[Dataset records]
--

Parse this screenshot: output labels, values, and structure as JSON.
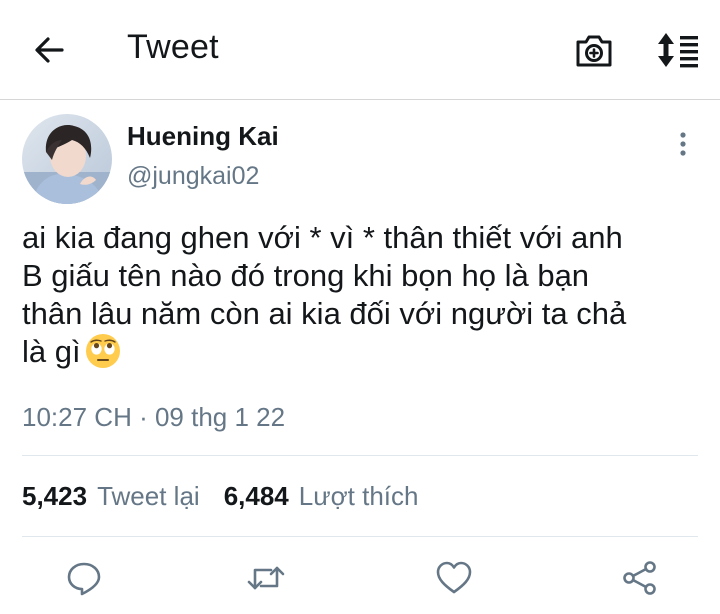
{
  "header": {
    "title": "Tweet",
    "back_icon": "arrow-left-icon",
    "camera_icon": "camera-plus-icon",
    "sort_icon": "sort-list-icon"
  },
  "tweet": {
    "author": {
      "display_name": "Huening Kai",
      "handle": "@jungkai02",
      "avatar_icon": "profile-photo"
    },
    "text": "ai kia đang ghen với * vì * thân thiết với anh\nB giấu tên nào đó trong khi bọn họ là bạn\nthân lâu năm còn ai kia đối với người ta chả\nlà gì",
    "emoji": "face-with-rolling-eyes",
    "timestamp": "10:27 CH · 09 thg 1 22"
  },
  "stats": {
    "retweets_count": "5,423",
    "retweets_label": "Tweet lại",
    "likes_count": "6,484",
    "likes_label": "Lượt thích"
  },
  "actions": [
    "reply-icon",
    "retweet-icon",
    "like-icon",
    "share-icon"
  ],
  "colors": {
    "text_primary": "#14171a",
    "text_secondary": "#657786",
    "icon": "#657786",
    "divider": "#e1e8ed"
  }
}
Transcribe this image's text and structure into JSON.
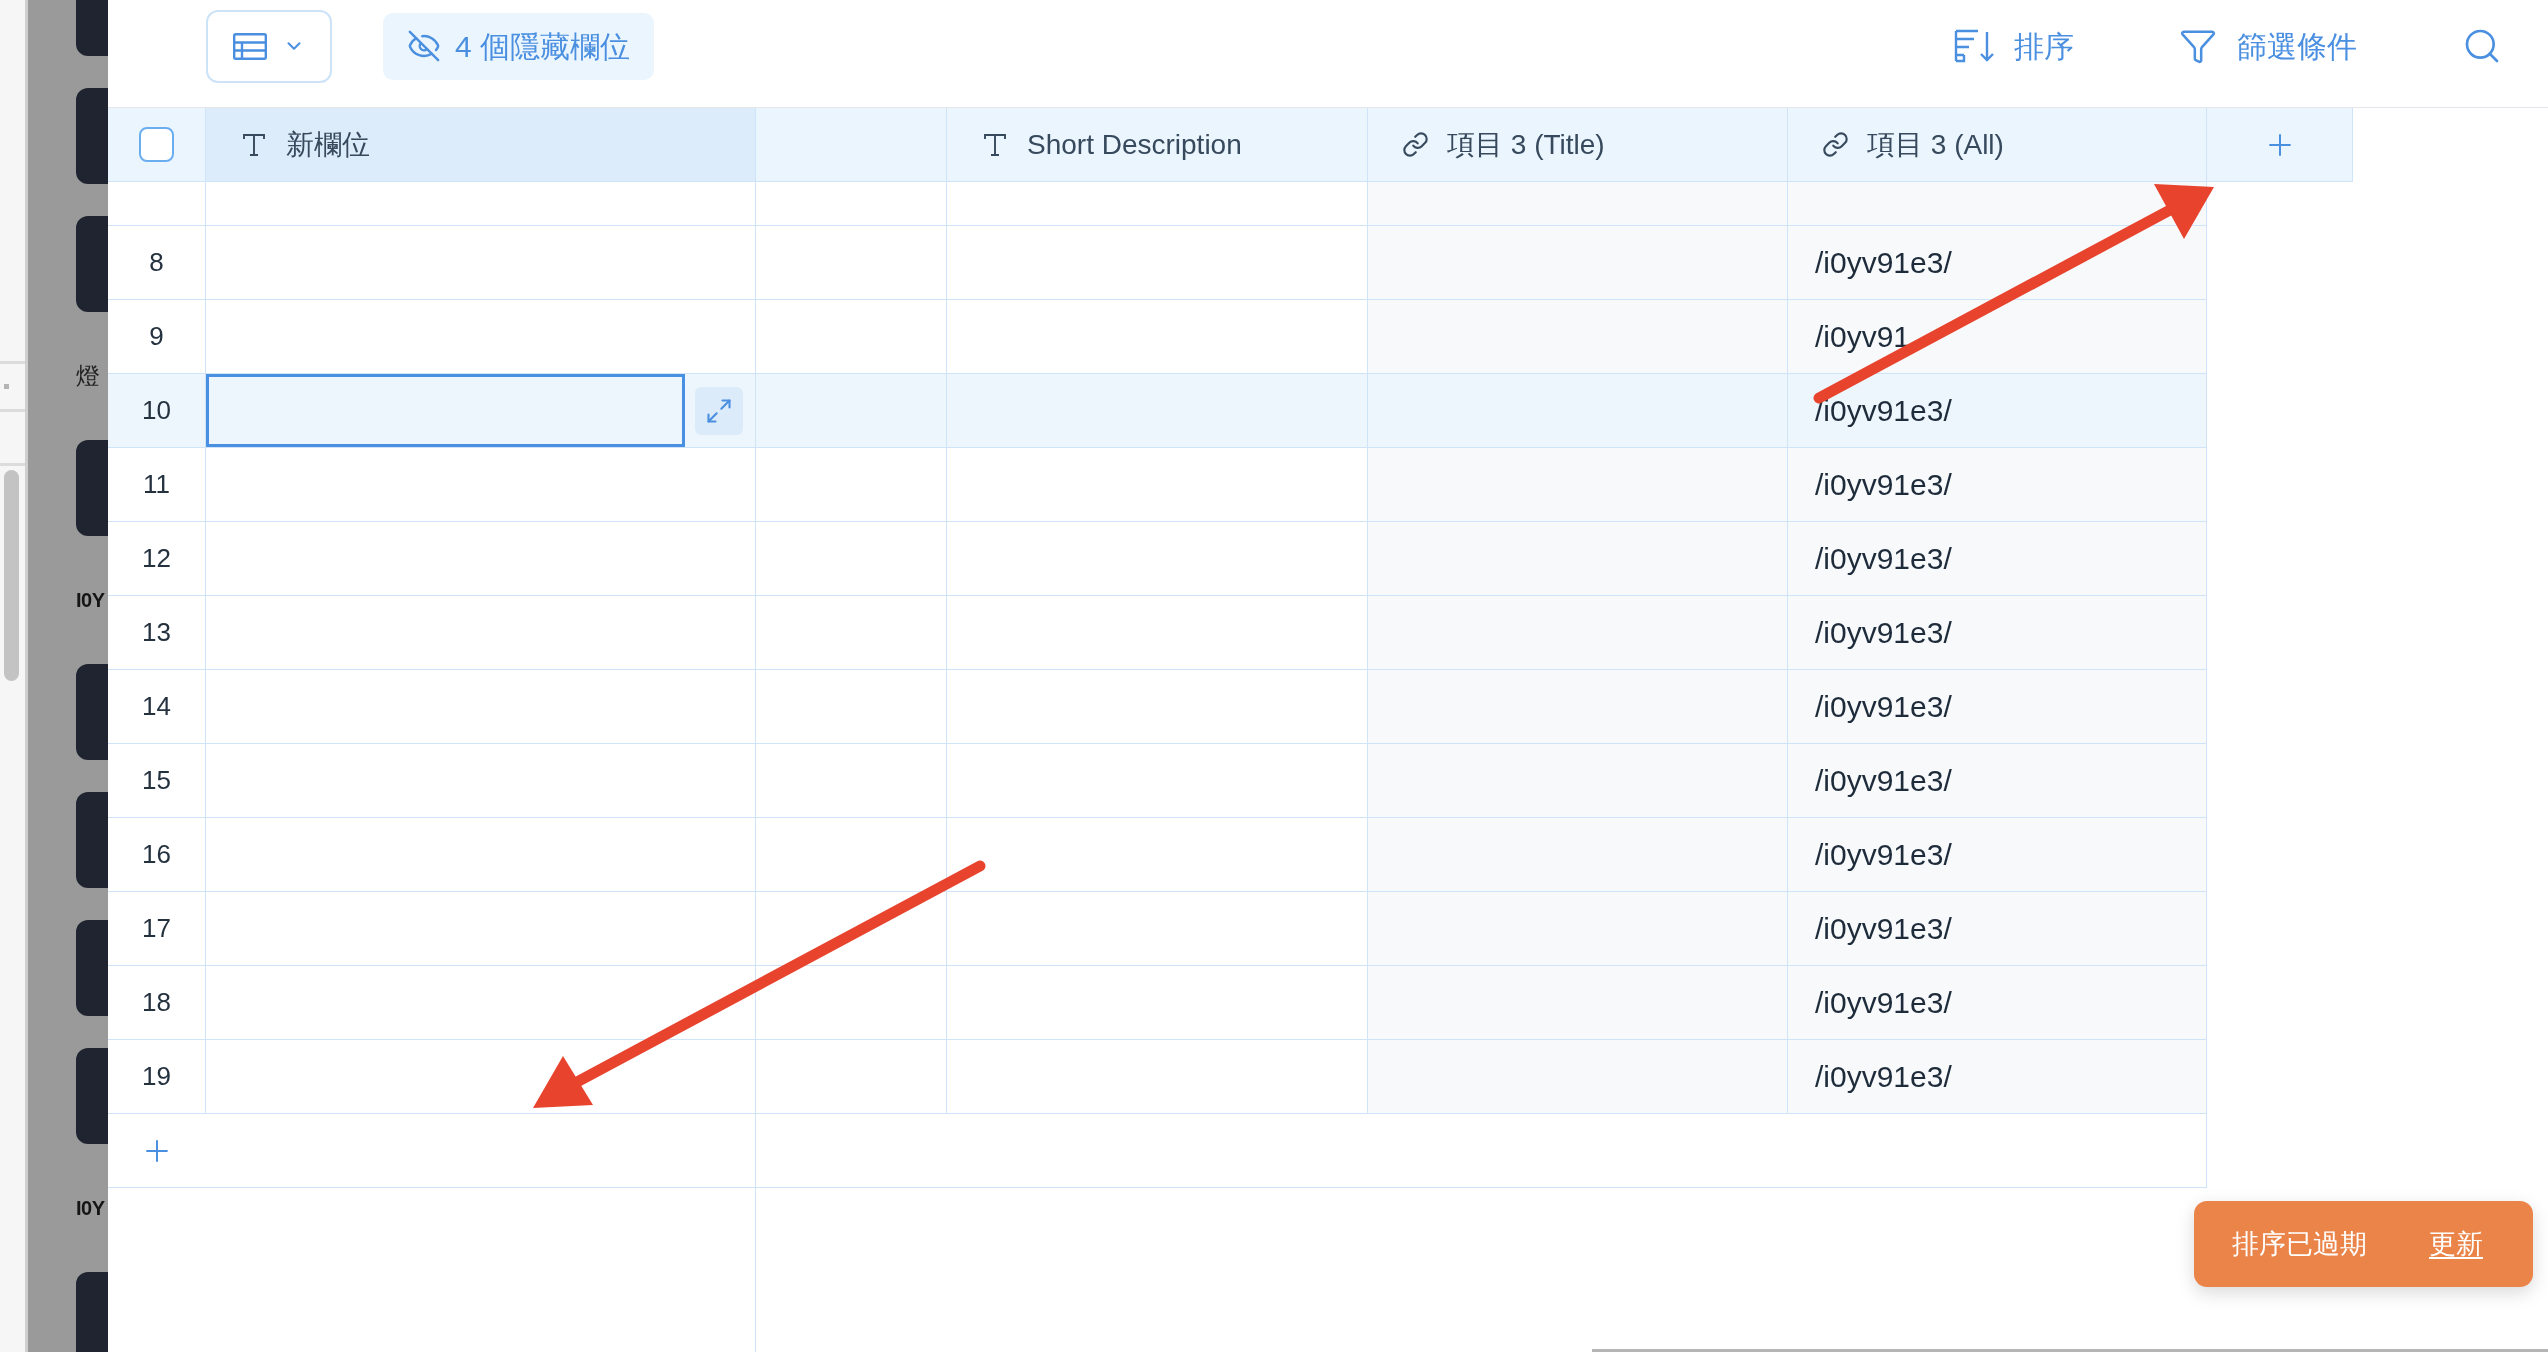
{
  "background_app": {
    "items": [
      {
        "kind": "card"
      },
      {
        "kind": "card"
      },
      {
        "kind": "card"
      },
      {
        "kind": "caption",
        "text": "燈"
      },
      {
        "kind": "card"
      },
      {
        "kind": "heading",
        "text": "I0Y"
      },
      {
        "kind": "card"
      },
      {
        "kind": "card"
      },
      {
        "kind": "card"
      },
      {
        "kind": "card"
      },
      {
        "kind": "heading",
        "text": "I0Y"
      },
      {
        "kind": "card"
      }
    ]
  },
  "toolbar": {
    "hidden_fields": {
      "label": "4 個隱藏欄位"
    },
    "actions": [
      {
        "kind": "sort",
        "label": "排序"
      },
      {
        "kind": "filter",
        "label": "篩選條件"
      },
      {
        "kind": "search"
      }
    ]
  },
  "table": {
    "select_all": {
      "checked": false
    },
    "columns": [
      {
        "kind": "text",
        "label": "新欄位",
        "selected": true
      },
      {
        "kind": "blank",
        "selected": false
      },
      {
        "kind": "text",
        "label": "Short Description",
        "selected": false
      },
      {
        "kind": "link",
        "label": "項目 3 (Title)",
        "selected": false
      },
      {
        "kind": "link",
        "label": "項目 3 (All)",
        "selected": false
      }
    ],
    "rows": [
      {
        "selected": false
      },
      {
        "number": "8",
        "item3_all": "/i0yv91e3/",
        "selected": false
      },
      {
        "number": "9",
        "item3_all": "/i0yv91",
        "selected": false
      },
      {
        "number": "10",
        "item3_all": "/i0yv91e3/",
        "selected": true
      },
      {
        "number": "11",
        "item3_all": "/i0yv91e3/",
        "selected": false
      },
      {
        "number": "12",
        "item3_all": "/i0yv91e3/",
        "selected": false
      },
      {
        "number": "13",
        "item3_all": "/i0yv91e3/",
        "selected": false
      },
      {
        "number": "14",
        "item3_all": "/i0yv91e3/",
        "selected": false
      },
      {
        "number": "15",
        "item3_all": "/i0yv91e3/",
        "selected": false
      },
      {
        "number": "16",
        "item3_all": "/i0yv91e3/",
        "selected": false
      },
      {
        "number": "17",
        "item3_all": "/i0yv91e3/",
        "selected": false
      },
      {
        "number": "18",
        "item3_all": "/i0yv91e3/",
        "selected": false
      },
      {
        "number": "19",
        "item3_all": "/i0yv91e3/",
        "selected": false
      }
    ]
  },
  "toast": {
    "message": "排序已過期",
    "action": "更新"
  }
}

--

▶ **Work required**
Copy out each line word for word, please, skipping the images.

▶ **Full solution**
Parse this screenshot: output labels, values, and structure as JSON.
{
  "header": {
    "title": "Tweet",
    "back_icon": "arrow-left-icon",
    "camera_icon": "camera-plus-icon",
    "sort_icon": "sort-list-icon"
  },
  "tweet": {
    "author": {
      "display_name": "Huening Kai",
      "handle": "@jungkai02",
      "avatar_icon": "profile-photo"
    },
    "text": "ai kia đang ghen với * vì * thân thiết với anh\nB giấu tên nào đó trong khi bọn họ là bạn\nthân lâu năm còn ai kia đối với người ta chả\nlà gì",
    "emoji": "face-with-rolling-eyes",
    "timestamp": "10:27 CH · 09 thg 1 22"
  },
  "stats": {
    "retweets_count": "5,423",
    "retweets_label": "Tweet lại",
    "likes_count": "6,484",
    "likes_label": "Lượt thích"
  },
  "actions": [
    "reply-icon",
    "retweet-icon",
    "like-icon",
    "share-icon"
  ],
  "colors": {
    "text_primary": "#14171a",
    "text_secondary": "#657786",
    "icon": "#657786",
    "divider": "#e1e8ed"
  }
}
Transcribe this image's text and structure into JSON.
{
  "background_app": {
    "items": [
      {
        "kind": "card"
      },
      {
        "kind": "card"
      },
      {
        "kind": "card"
      },
      {
        "kind": "caption",
        "text": "燈"
      },
      {
        "kind": "card"
      },
      {
        "kind": "heading",
        "text": "I0Y"
      },
      {
        "kind": "card"
      },
      {
        "kind": "card"
      },
      {
        "kind": "card"
      },
      {
        "kind": "card"
      },
      {
        "kind": "heading",
        "text": "I0Y"
      },
      {
        "kind": "card"
      }
    ]
  },
  "toolbar": {
    "hidden_fields": {
      "label": "4 個隱藏欄位"
    },
    "actions": [
      {
        "kind": "sort",
        "label": "排序"
      },
      {
        "kind": "filter",
        "label": "篩選條件"
      },
      {
        "kind": "search"
      }
    ]
  },
  "table": {
    "select_all": {
      "checked": false
    },
    "columns": [
      {
        "kind": "text",
        "label": "新欄位",
        "selected": true
      },
      {
        "kind": "blank",
        "selected": false
      },
      {
        "kind": "text",
        "label": "Short Description",
        "selected": false
      },
      {
        "kind": "link",
        "label": "項目 3 (Title)",
        "selected": false
      },
      {
        "kind": "link",
        "label": "項目 3 (All)",
        "selected": false
      }
    ],
    "rows": [
      {
        "selected": false
      },
      {
        "number": "8",
        "item3_all": "/i0yv91e3/",
        "selected": false
      },
      {
        "number": "9",
        "item3_all": "/i0yv91",
        "selected": false
      },
      {
        "number": "10",
        "item3_all": "/i0yv91e3/",
        "selected": true
      },
      {
        "number": "11",
        "item3_all": "/i0yv91e3/",
        "selected": false
      },
      {
        "number": "12",
        "item3_all": "/i0yv91e3/",
        "selected": false
      },
      {
        "number": "13",
        "item3_all": "/i0yv91e3/",
        "selected": false
      },
      {
        "number": "14",
        "item3_all": "/i0yv91e3/",
        "selected": false
      },
      {
        "number": "15",
        "item3_all": "/i0yv91e3/",
        "selected": false
      },
      {
        "number": "16",
        "item3_all": "/i0yv91e3/",
        "selected": false
      },
      {
        "number": "17",
        "item3_all": "/i0yv91e3/",
        "selected": false
      },
      {
        "number": "18",
        "item3_all": "/i0yv91e3/",
        "selected": false
      },
      {
        "number": "19",
        "item3_all": "/i0yv91e3/",
        "selected": false
      }
    ]
  },
  "toast": {
    "message": "排序已過期",
    "action": "更新"
  }
}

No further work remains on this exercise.